-- Begin Supplied material --

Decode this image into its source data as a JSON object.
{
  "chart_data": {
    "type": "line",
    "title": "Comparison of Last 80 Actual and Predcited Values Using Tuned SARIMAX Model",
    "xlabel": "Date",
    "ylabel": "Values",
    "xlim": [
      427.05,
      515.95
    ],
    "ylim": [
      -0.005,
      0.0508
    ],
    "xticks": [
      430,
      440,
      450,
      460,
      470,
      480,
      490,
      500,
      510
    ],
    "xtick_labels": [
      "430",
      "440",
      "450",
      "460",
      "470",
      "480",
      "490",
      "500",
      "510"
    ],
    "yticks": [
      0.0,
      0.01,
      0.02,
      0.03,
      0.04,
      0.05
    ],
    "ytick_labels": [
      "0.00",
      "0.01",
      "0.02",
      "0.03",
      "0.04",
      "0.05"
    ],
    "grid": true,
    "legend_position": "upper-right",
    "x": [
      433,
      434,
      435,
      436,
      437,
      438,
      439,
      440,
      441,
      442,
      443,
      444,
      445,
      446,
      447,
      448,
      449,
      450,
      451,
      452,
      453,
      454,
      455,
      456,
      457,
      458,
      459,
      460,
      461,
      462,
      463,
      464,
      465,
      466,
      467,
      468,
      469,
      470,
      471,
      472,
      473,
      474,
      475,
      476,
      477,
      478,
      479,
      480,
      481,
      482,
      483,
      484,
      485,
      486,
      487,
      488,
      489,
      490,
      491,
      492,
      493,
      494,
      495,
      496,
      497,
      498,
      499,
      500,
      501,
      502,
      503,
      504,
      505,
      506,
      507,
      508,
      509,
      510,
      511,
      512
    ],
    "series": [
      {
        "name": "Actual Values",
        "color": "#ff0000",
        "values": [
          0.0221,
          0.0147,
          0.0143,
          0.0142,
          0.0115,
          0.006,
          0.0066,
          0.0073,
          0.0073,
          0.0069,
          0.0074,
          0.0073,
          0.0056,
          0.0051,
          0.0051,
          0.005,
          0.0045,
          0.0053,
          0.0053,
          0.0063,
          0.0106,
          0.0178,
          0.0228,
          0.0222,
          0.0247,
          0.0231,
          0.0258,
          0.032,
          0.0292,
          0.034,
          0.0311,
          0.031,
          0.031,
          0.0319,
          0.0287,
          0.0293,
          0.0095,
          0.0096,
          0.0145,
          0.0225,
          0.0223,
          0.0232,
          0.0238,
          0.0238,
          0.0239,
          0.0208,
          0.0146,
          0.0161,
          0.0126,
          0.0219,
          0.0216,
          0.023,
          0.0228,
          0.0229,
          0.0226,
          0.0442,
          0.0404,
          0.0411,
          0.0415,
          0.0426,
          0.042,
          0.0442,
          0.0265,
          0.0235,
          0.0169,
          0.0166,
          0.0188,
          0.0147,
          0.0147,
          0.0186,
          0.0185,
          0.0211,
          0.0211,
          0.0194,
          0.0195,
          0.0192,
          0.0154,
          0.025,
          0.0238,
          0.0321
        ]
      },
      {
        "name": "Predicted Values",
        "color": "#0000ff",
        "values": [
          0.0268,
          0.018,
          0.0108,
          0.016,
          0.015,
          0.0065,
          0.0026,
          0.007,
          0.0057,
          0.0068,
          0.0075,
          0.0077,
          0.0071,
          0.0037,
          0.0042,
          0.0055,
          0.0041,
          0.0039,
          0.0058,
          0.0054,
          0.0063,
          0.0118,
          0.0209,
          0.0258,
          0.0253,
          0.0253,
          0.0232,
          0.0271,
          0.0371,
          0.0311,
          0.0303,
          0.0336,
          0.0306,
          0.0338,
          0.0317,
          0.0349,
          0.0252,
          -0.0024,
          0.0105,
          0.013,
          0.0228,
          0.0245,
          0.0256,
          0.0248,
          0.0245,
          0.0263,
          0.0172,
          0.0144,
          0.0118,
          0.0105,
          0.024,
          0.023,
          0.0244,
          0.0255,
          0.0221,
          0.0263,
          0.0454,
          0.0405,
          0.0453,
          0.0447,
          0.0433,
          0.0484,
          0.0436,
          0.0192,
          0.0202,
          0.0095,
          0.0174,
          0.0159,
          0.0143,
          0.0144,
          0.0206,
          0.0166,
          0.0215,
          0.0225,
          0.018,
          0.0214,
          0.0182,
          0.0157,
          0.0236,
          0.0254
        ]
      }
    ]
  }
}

-- End Supplied material --

Problem requirements:
Determine the number of lines where the string "name" occurs, and give that number only.

Exercise output:
2